Copy out each line that includes the word "values".

-- START OF Data --

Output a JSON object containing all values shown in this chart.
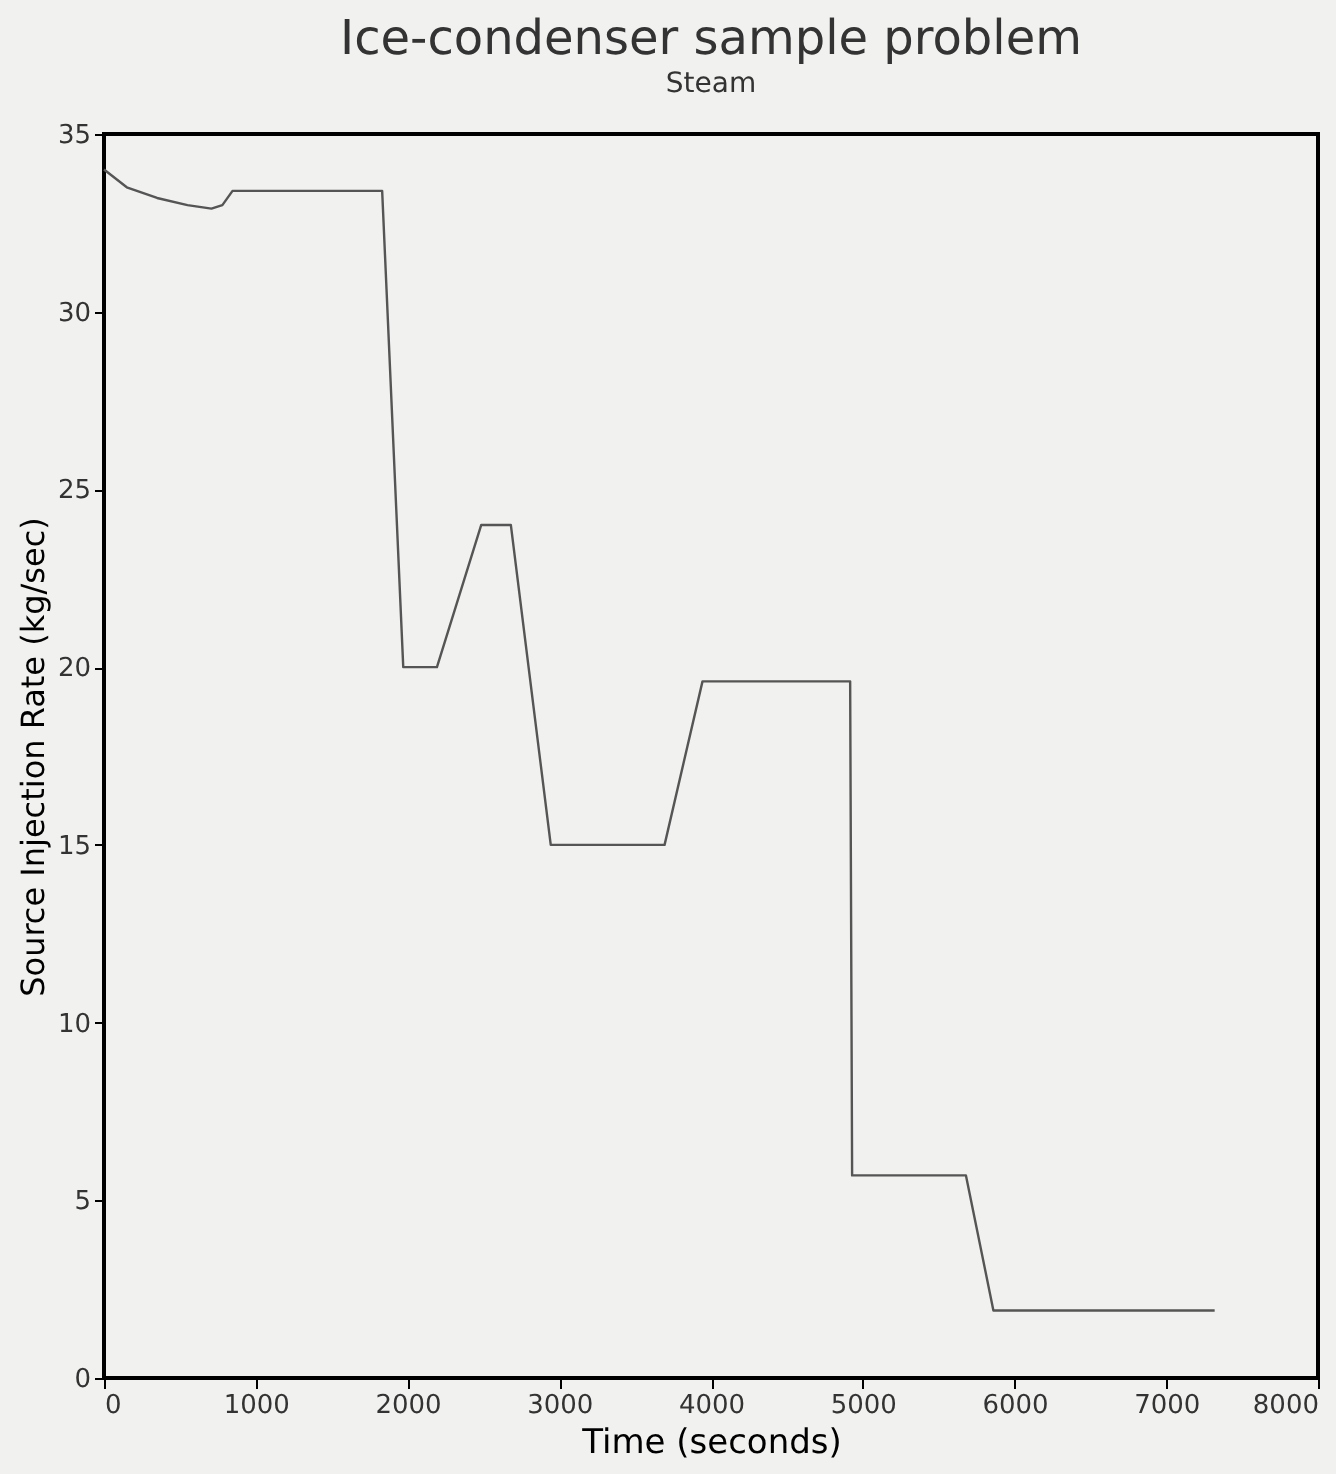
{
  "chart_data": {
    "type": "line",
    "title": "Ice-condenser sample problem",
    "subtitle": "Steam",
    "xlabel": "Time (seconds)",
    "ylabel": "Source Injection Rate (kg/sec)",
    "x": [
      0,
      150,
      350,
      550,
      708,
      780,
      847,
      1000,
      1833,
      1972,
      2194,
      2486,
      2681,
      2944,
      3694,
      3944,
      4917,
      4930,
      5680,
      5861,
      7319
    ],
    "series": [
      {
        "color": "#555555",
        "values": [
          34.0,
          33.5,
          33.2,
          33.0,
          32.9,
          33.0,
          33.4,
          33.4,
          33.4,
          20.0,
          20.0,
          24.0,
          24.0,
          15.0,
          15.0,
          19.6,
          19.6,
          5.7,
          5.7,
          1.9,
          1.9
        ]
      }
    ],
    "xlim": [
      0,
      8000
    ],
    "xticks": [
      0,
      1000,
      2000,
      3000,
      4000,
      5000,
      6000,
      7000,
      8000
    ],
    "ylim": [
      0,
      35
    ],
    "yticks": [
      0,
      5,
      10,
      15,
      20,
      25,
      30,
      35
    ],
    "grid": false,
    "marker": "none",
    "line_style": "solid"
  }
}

-- END OF Data --

Answer to the task.
Output a JSON object containing all values shown in this chart.
        "values": [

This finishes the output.